Copy out all of the material exactly as presented.

:: Dataset records ::

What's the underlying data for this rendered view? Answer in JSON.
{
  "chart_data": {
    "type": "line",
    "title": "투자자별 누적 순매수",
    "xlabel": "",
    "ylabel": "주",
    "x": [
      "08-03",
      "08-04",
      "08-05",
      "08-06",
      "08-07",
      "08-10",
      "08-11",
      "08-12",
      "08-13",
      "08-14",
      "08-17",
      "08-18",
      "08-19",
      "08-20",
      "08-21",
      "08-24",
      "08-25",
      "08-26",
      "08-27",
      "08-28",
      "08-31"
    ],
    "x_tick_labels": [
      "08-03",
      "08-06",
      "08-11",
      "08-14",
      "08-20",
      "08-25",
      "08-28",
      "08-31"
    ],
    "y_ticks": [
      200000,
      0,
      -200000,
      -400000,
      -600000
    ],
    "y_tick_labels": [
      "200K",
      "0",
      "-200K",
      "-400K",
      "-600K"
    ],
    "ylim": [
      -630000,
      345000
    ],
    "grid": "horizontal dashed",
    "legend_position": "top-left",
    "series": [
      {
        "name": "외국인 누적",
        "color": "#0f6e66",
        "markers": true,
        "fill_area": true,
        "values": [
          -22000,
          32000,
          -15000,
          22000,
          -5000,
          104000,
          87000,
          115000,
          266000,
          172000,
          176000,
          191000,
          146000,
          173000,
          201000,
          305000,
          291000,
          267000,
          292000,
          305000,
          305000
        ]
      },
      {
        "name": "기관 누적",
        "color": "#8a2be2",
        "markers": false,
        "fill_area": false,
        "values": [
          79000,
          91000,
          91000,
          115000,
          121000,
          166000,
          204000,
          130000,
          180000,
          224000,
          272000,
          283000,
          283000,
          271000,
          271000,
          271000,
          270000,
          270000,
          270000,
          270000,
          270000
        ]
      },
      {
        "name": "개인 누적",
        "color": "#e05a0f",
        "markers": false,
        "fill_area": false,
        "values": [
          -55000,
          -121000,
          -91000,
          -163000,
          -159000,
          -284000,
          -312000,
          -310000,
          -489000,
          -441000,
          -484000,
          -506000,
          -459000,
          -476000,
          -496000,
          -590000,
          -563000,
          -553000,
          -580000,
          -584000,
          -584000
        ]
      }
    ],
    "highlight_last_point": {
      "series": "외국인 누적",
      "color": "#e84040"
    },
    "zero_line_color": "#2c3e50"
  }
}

:::

Exercise output =
What's the underlying data for this rendered view? Answer in JSON.
{
  "chart_data": {
    "type": "line",
    "title": "투자자별 누적 순매수",
    "xlabel": "",
    "ylabel": "주",
    "x": [
      "08-03",
      "08-04",
      "08-05",
      "08-06",
      "08-07",
      "08-10",
      "08-11",
      "08-12",
      "08-13",
      "08-14",
      "08-17",
      "08-18",
      "08-19",
      "08-20",
      "08-21",
      "08-24",
      "08-25",
      "08-26",
      "08-27",
      "08-28",
      "08-31"
    ],
    "x_tick_labels": [
      "08-03",
      "08-06",
      "08-11",
      "08-14",
      "08-20",
      "08-25",
      "08-28",
      "08-31"
    ],
    "y_ticks": [
      200000,
      0,
      -200000,
      -400000,
      -600000
    ],
    "y_tick_labels": [
      "200K",
      "0",
      "-200K",
      "-400K",
      "-600K"
    ],
    "ylim": [
      -630000,
      345000
    ],
    "grid": "horizontal dashed",
    "legend_position": "top-left",
    "series": [
      {
        "name": "외국인 누적",
        "color": "#0f6e66",
        "markers": true,
        "fill_area": true,
        "values": [
          -22000,
          32000,
          -15000,
          22000,
          -5000,
          104000,
          87000,
          115000,
          266000,
          172000,
          176000,
          191000,
          146000,
          173000,
          201000,
          305000,
          291000,
          267000,
          292000,
          305000,
          305000
        ]
      },
      {
        "name": "기관 누적",
        "color": "#8a2be2",
        "markers": false,
        "fill_area": false,
        "values": [
          79000,
          91000,
          91000,
          115000,
          121000,
          166000,
          204000,
          130000,
          180000,
          224000,
          272000,
          283000,
          283000,
          271000,
          271000,
          271000,
          270000,
          270000,
          270000,
          270000,
          270000
        ]
      },
      {
        "name": "개인 누적",
        "color": "#e05a0f",
        "markers": false,
        "fill_area": false,
        "values": [
          -55000,
          -121000,
          -91000,
          -163000,
          -159000,
          -284000,
          -312000,
          -310000,
          -489000,
          -441000,
          -484000,
          -506000,
          -459000,
          -476000,
          -496000,
          -590000,
          -563000,
          -553000,
          -580000,
          -584000,
          -584000
        ]
      }
    ],
    "highlight_last_point": {
      "series": "외국인 누적",
      "color": "#e84040"
    },
    "zero_line_color": "#2c3e50"
  }
}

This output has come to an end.